- **What the task requires**
Every record must be repeated exactly, with no omission.

- **Data section**
+++++

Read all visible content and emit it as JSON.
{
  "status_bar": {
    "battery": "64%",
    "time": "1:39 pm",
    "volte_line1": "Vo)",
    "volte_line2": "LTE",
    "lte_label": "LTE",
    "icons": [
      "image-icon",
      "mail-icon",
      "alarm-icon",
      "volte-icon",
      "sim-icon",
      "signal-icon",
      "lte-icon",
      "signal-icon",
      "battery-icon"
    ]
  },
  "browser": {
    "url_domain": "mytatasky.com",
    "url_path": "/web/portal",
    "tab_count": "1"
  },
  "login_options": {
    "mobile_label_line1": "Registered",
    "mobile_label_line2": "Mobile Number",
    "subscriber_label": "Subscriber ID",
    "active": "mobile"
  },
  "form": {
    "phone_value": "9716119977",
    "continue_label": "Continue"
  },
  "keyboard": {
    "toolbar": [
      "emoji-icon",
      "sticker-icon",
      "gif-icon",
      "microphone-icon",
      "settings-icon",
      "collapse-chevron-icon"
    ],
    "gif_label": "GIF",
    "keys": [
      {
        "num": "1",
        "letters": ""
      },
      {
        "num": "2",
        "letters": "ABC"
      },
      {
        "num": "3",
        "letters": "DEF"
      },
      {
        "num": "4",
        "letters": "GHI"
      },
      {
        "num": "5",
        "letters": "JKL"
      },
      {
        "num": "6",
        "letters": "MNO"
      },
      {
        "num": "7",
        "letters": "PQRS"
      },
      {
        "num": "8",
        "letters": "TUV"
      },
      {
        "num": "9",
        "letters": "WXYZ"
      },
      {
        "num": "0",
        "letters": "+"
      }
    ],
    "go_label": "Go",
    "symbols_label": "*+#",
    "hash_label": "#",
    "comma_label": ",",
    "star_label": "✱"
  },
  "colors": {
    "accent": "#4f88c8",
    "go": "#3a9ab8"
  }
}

+++++

- **Answer**
Read all visible content and emit it as JSON.
{
  "status_bar": {
    "battery": "64%",
    "time": "1:39 pm",
    "volte_line1": "Vo)",
    "volte_line2": "LTE",
    "lte_label": "LTE",
    "icons": [
      "image-icon",
      "mail-icon",
      "alarm-icon",
      "volte-icon",
      "sim-icon",
      "signal-icon",
      "lte-icon",
      "signal-icon",
      "battery-icon"
    ]
  },
  "browser": {
    "url_domain": "mytatasky.com",
    "url_path": "/web/portal",
    "tab_count": "1"
  },
  "login_options": {
    "mobile_label_line1": "Registered",
    "mobile_label_line2": "Mobile Number",
    "subscriber_label": "Subscriber ID",
    "active": "mobile"
  },
  "form": {
    "phone_value": "9716119977",
    "continue_label": "Continue"
  },
  "keyboard": {
    "toolbar": [
      "emoji-icon",
      "sticker-icon",
      "gif-icon",
      "microphone-icon",
      "settings-icon",
      "collapse-chevron-icon"
    ],
    "gif_label": "GIF",
    "keys": [
      {
        "num": "1",
        "letters": ""
      },
      {
        "num": "2",
        "letters": "ABC"
      },
      {
        "num": "3",
        "letters": "DEF"
      },
      {
        "num": "4",
        "letters": "GHI"
      },
      {
        "num": "5",
        "letters": "JKL"
      },
      {
        "num": "6",
        "letters": "MNO"
      },
      {
        "num": "7",
        "letters": "PQRS"
      },
      {
        "num": "8",
        "letters": "TUV"
      },
      {
        "num": "9",
        "letters": "WXYZ"
      },
      {
        "num": "0",
        "letters": "+"
      }
    ],
    "go_label": "Go",
    "symbols_label": "*+#",
    "hash_label": "#",
    "comma_label": ",",
    "star_label": "✱"
  },
  "colors": {
    "accent": "#4f88c8",
    "go": "#3a9ab8"
  }
}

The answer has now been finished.